## START

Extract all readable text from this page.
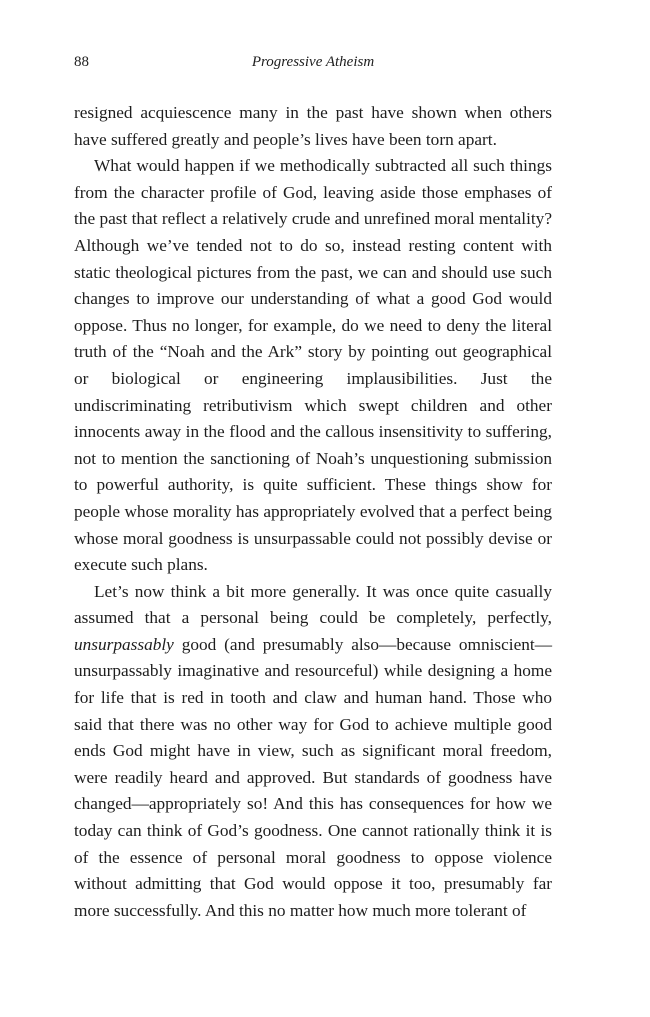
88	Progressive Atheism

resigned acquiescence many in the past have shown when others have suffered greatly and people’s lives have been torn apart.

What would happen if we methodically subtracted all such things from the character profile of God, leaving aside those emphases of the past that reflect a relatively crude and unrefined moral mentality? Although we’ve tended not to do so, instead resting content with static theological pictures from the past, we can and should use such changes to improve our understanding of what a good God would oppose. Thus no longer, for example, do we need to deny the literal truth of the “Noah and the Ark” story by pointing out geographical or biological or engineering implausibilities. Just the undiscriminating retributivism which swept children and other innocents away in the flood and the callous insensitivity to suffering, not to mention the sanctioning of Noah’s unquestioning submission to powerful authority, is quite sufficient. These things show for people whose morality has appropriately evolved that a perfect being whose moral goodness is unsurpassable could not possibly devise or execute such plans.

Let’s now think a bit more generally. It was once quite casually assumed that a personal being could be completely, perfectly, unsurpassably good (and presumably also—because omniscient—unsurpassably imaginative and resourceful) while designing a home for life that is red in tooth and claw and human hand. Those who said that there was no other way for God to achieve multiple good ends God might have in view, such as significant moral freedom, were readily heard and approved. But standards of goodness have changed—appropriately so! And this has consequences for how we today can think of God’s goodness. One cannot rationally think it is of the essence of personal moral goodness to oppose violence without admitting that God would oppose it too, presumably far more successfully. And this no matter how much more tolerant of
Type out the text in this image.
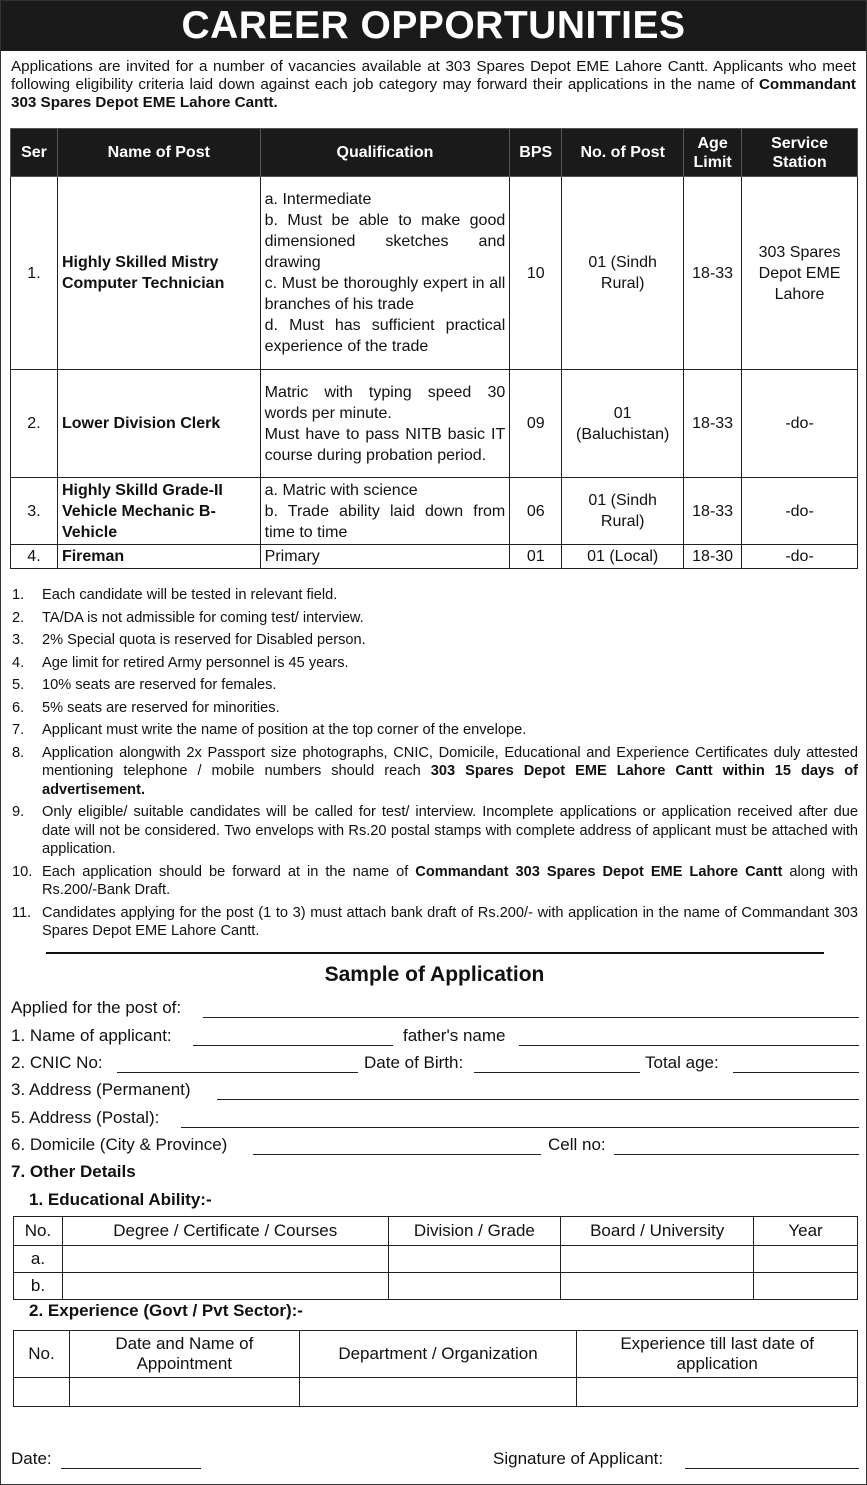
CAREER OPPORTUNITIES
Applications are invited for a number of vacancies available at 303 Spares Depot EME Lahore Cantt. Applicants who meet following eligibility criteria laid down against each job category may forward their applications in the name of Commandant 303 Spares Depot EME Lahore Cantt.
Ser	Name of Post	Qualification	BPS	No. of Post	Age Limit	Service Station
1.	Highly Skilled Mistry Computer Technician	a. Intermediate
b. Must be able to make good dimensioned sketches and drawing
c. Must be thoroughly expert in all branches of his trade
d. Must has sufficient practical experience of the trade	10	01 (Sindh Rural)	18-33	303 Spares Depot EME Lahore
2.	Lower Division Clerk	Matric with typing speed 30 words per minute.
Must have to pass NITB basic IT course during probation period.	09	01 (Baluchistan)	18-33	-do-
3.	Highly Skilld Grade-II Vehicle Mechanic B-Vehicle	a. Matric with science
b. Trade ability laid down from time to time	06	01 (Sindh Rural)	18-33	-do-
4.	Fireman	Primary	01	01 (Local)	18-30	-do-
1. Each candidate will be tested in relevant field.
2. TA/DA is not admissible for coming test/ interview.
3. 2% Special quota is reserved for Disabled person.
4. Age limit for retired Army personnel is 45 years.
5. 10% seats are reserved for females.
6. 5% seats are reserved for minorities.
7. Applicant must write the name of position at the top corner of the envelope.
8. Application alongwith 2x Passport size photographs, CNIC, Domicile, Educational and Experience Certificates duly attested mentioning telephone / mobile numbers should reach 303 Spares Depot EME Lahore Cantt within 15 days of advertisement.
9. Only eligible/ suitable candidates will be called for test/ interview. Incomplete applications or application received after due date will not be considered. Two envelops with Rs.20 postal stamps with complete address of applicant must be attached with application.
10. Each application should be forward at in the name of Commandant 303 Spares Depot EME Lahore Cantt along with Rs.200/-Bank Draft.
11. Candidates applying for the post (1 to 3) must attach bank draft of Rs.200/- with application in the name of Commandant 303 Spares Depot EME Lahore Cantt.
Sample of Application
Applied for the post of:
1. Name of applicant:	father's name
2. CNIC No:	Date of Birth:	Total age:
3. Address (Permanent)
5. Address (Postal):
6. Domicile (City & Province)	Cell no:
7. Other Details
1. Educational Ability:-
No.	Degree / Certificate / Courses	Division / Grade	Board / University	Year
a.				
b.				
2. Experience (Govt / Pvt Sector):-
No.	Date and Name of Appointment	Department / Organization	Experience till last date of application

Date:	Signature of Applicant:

## END
## START

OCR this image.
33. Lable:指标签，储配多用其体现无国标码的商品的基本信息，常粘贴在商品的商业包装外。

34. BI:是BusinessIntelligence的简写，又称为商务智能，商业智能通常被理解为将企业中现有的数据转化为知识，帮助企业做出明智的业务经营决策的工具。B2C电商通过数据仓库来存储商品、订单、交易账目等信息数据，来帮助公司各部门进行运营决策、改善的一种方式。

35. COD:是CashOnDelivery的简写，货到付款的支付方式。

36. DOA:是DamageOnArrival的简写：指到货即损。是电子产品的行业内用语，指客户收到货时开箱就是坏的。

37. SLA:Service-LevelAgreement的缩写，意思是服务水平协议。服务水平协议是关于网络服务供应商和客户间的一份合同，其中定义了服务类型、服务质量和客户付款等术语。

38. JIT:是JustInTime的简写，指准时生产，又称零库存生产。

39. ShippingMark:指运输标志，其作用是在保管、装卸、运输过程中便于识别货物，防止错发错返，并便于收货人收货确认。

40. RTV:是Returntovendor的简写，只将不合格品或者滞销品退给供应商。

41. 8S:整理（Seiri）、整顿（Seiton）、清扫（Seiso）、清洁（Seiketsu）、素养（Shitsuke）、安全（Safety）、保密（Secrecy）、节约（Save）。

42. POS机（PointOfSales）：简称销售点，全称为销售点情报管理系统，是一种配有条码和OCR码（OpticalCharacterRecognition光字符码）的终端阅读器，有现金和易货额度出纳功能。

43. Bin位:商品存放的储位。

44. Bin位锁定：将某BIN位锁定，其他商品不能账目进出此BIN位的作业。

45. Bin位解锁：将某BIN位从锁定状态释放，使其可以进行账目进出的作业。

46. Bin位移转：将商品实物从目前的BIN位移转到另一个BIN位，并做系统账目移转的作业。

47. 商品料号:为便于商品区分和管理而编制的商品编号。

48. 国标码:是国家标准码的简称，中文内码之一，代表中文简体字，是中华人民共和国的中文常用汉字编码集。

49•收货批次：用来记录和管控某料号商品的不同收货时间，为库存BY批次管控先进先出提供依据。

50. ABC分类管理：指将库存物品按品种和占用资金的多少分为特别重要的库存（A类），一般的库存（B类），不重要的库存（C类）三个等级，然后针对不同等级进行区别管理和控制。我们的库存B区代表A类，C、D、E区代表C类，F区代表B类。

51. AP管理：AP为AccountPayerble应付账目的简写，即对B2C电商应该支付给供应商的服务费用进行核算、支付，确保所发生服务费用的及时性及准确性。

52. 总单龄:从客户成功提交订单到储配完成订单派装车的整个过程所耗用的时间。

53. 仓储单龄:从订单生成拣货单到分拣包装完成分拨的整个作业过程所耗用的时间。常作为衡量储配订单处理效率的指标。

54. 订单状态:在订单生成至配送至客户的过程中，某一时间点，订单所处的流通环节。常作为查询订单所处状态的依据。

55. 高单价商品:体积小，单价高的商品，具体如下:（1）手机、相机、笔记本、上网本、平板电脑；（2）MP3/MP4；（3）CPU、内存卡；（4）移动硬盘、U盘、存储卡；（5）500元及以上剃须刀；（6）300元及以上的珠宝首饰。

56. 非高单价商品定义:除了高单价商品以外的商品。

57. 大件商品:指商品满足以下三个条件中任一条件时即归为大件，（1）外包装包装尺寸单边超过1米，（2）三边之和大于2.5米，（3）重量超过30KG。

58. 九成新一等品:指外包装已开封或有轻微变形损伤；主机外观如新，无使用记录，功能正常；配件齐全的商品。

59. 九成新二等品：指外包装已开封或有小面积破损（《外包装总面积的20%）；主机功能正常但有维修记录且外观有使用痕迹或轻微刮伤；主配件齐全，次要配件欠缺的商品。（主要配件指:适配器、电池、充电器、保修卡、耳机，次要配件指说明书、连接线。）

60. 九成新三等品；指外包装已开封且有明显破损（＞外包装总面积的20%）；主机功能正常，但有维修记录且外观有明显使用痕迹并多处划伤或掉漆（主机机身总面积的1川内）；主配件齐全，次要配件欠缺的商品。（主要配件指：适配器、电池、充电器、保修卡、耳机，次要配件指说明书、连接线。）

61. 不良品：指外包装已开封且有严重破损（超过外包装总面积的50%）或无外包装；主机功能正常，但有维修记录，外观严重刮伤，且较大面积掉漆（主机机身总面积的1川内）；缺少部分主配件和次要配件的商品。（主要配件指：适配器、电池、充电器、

## END

### What needs to be done
Collect, from the material above, every line containing the word "forward".

### Response
Applications are invited for a number of vacancies available at 303 Spares Depot EME Lahore Cantt. Applicants who meet following eligibility criteria laid down against each job category may forward their applications in the name of Commandant 303 Spares Depot EME Lahore Cantt.
10. Each application should be forward at in the name of Commandant 303 Spares Depot EME Lahore Cantt along with Rs.200/-Bank Draft.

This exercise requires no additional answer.